Problem description: Transcribe the entries below exactly.

Dataset excerpts:
--- start ---

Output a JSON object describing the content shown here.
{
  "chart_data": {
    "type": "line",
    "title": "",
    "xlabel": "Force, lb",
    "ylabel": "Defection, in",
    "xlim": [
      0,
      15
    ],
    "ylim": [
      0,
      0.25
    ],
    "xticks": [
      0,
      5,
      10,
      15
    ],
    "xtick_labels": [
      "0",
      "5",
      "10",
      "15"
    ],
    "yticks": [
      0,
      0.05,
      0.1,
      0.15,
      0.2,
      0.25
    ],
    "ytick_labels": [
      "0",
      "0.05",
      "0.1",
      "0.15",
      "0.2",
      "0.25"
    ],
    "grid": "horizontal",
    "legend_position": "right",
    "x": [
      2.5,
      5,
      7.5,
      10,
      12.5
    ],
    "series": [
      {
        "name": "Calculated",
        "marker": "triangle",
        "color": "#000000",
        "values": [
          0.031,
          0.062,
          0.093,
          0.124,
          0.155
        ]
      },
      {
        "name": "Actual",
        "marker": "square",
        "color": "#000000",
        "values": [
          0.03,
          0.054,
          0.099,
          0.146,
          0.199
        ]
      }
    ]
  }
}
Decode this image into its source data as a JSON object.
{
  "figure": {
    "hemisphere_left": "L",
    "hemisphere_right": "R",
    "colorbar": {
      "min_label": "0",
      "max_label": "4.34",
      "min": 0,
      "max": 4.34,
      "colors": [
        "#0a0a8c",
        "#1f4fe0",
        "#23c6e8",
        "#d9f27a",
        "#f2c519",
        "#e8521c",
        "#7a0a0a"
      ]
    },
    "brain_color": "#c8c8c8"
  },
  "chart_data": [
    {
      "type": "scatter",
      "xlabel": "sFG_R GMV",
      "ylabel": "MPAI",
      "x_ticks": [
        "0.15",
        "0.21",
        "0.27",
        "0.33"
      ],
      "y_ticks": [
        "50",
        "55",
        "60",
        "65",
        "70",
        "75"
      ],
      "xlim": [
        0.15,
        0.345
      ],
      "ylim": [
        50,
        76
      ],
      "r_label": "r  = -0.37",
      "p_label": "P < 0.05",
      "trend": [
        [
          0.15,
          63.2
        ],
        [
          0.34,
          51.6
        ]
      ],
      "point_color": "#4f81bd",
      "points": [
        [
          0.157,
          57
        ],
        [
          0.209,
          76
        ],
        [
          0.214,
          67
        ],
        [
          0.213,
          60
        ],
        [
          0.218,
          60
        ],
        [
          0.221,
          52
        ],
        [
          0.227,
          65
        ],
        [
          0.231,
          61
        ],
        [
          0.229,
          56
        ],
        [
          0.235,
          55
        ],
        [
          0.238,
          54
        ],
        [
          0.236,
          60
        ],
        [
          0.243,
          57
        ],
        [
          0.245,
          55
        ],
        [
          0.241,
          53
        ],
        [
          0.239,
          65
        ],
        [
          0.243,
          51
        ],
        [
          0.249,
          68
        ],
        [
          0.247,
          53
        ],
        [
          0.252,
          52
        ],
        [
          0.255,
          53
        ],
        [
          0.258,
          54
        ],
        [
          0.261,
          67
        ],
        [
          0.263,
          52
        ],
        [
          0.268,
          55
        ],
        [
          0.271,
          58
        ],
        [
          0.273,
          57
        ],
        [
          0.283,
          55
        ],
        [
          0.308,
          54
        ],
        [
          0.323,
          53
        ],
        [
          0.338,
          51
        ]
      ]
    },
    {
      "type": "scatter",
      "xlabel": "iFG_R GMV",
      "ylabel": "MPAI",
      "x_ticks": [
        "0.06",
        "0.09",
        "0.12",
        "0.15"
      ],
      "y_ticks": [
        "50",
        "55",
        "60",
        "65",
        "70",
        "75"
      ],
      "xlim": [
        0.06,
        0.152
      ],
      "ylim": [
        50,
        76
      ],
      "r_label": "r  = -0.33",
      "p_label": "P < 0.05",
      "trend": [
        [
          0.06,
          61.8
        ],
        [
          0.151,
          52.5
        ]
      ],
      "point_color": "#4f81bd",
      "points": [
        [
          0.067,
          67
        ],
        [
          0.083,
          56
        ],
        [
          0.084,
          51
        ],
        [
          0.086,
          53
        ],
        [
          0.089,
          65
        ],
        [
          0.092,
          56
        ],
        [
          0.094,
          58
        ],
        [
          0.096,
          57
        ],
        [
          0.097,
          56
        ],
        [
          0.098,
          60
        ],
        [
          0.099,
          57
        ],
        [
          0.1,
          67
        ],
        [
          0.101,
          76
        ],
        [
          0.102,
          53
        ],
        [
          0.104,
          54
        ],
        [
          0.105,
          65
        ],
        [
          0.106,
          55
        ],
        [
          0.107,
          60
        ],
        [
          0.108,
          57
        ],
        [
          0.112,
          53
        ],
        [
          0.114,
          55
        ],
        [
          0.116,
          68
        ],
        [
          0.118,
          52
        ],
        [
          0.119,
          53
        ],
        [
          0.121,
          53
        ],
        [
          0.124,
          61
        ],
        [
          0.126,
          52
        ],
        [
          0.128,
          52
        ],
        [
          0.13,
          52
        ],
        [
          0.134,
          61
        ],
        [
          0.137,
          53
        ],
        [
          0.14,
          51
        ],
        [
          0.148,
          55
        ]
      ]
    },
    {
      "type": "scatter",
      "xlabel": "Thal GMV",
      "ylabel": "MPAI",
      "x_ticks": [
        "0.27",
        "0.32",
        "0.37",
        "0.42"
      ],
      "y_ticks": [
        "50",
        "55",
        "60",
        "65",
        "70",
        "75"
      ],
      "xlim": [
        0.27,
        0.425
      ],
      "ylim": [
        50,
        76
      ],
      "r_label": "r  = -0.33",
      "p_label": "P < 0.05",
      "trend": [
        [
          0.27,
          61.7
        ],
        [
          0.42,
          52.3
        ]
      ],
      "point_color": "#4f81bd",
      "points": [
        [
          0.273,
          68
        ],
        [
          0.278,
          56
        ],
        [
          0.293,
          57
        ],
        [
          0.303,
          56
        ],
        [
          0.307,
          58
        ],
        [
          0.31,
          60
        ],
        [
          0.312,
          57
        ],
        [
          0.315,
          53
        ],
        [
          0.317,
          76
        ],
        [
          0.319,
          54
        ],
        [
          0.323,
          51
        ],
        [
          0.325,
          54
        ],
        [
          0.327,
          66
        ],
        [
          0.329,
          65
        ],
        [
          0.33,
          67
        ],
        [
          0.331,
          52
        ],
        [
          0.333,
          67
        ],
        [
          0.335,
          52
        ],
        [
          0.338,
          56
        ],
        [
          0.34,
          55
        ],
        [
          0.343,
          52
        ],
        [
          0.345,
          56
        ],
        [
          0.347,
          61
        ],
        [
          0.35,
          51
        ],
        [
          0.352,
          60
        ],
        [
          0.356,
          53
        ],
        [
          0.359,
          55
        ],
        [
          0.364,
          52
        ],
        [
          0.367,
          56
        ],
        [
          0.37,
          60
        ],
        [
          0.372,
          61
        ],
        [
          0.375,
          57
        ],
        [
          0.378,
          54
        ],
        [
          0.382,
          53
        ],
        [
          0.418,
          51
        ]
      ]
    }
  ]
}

--- end ---

Response below:
Output a JSON object describing the content shown here.
{
  "chart_data": {
    "type": "line",
    "title": "",
    "xlabel": "Force, lb",
    "ylabel": "Defection, in",
    "xlim": [
      0,
      15
    ],
    "ylim": [
      0,
      0.25
    ],
    "xticks": [
      0,
      5,
      10,
      15
    ],
    "xtick_labels": [
      "0",
      "5",
      "10",
      "15"
    ],
    "yticks": [
      0,
      0.05,
      0.1,
      0.15,
      0.2,
      0.25
    ],
    "ytick_labels": [
      "0",
      "0.05",
      "0.1",
      "0.15",
      "0.2",
      "0.25"
    ],
    "grid": "horizontal",
    "legend_position": "right",
    "x": [
      2.5,
      5,
      7.5,
      10,
      12.5
    ],
    "series": [
      {
        "name": "Calculated",
        "marker": "triangle",
        "color": "#000000",
        "values": [
          0.031,
          0.062,
          0.093,
          0.124,
          0.155
        ]
      },
      {
        "name": "Actual",
        "marker": "square",
        "color": "#000000",
        "values": [
          0.03,
          0.054,
          0.099,
          0.146,
          0.199
        ]
      }
    ]
  }
}
Decode this image into its source data as a JSON object.
{
  "figure": {
    "hemisphere_left": "L",
    "hemisphere_right": "R",
    "colorbar": {
      "min_label": "0",
      "max_label": "4.34",
      "min": 0,
      "max": 4.34,
      "colors": [
        "#0a0a8c",
        "#1f4fe0",
        "#23c6e8",
        "#d9f27a",
        "#f2c519",
        "#e8521c",
        "#7a0a0a"
      ]
    },
    "brain_color": "#c8c8c8"
  },
  "chart_data": [
    {
      "type": "scatter",
      "xlabel": "sFG_R GMV",
      "ylabel": "MPAI",
      "x_ticks": [
        "0.15",
        "0.21",
        "0.27",
        "0.33"
      ],
      "y_ticks": [
        "50",
        "55",
        "60",
        "65",
        "70",
        "75"
      ],
      "xlim": [
        0.15,
        0.345
      ],
      "ylim": [
        50,
        76
      ],
      "r_label": "r  = -0.37",
      "p_label": "P < 0.05",
      "trend": [
        [
          0.15,
          63.2
        ],
        [
          0.34,
          51.6
        ]
      ],
      "point_color": "#4f81bd",
      "points": [
        [
          0.157,
          57
        ],
        [
          0.209,
          76
        ],
        [
          0.214,
          67
        ],
        [
          0.213,
          60
        ],
        [
          0.218,
          60
        ],
        [
          0.221,
          52
        ],
        [
          0.227,
          65
        ],
        [
          0.231,
          61
        ],
        [
          0.229,
          56
        ],
        [
          0.235,
          55
        ],
        [
          0.238,
          54
        ],
        [
          0.236,
          60
        ],
        [
          0.243,
          57
        ],
        [
          0.245,
          55
        ],
        [
          0.241,
          53
        ],
        [
          0.239,
          65
        ],
        [
          0.243,
          51
        ],
        [
          0.249,
          68
        ],
        [
          0.247,
          53
        ],
        [
          0.252,
          52
        ],
        [
          0.255,
          53
        ],
        [
          0.258,
          54
        ],
        [
          0.261,
          67
        ],
        [
          0.263,
          52
        ],
        [
          0.268,
          55
        ],
        [
          0.271,
          58
        ],
        [
          0.273,
          57
        ],
        [
          0.283,
          55
        ],
        [
          0.308,
          54
        ],
        [
          0.323,
          53
        ],
        [
          0.338,
          51
        ]
      ]
    },
    {
      "type": "scatter",
      "xlabel": "iFG_R GMV",
      "ylabel": "MPAI",
      "x_ticks": [
        "0.06",
        "0.09",
        "0.12",
        "0.15"
      ],
      "y_ticks": [
        "50",
        "55",
        "60",
        "65",
        "70",
        "75"
      ],
      "xlim": [
        0.06,
        0.152
      ],
      "ylim": [
        50,
        76
      ],
      "r_label": "r  = -0.33",
      "p_label": "P < 0.05",
      "trend": [
        [
          0.06,
          61.8
        ],
        [
          0.151,
          52.5
        ]
      ],
      "point_color": "#4f81bd",
      "points": [
        [
          0.067,
          67
        ],
        [
          0.083,
          56
        ],
        [
          0.084,
          51
        ],
        [
          0.086,
          53
        ],
        [
          0.089,
          65
        ],
        [
          0.092,
          56
        ],
        [
          0.094,
          58
        ],
        [
          0.096,
          57
        ],
        [
          0.097,
          56
        ],
        [
          0.098,
          60
        ],
        [
          0.099,
          57
        ],
        [
          0.1,
          67
        ],
        [
          0.101,
          76
        ],
        [
          0.102,
          53
        ],
        [
          0.104,
          54
        ],
        [
          0.105,
          65
        ],
        [
          0.106,
          55
        ],
        [
          0.107,
          60
        ],
        [
          0.108,
          57
        ],
        [
          0.112,
          53
        ],
        [
          0.114,
          55
        ],
        [
          0.116,
          68
        ],
        [
          0.118,
          52
        ],
        [
          0.119,
          53
        ],
        [
          0.121,
          53
        ],
        [
          0.124,
          61
        ],
        [
          0.126,
          52
        ],
        [
          0.128,
          52
        ],
        [
          0.13,
          52
        ],
        [
          0.134,
          61
        ],
        [
          0.137,
          53
        ],
        [
          0.14,
          51
        ],
        [
          0.148,
          55
        ]
      ]
    },
    {
      "type": "scatter",
      "xlabel": "Thal GMV",
      "ylabel": "MPAI",
      "x_ticks": [
        "0.27",
        "0.32",
        "0.37",
        "0.42"
      ],
      "y_ticks": [
        "50",
        "55",
        "60",
        "65",
        "70",
        "75"
      ],
      "xlim": [
        0.27,
        0.425
      ],
      "ylim": [
        50,
        76
      ],
      "r_label": "r  = -0.33",
      "p_label": "P < 0.05",
      "trend": [
        [
          0.27,
          61.7
        ],
        [
          0.42,
          52.3
        ]
      ],
      "point_color": "#4f81bd",
      "points": [
        [
          0.273,
          68
        ],
        [
          0.278,
          56
        ],
        [
          0.293,
          57
        ],
        [
          0.303,
          56
        ],
        [
          0.307,
          58
        ],
        [
          0.31,
          60
        ],
        [
          0.312,
          57
        ],
        [
          0.315,
          53
        ],
        [
          0.317,
          76
        ],
        [
          0.319,
          54
        ],
        [
          0.323,
          51
        ],
        [
          0.325,
          54
        ],
        [
          0.327,
          66
        ],
        [
          0.329,
          65
        ],
        [
          0.33,
          67
        ],
        [
          0.331,
          52
        ],
        [
          0.333,
          67
        ],
        [
          0.335,
          52
        ],
        [
          0.338,
          56
        ],
        [
          0.34,
          55
        ],
        [
          0.343,
          52
        ],
        [
          0.345,
          56
        ],
        [
          0.347,
          61
        ],
        [
          0.35,
          51
        ],
        [
          0.352,
          60
        ],
        [
          0.356,
          53
        ],
        [
          0.359,
          55
        ],
        [
          0.364,
          52
        ],
        [
          0.367,
          56
        ],
        [
          0.37,
          60
        ],
        [
          0.372,
          61
        ],
        [
          0.375,
          57
        ],
        [
          0.378,
          54
        ],
        [
          0.382,
          53
        ],
        [
          0.418,
          51
        ]
      ]
    }
  ]
}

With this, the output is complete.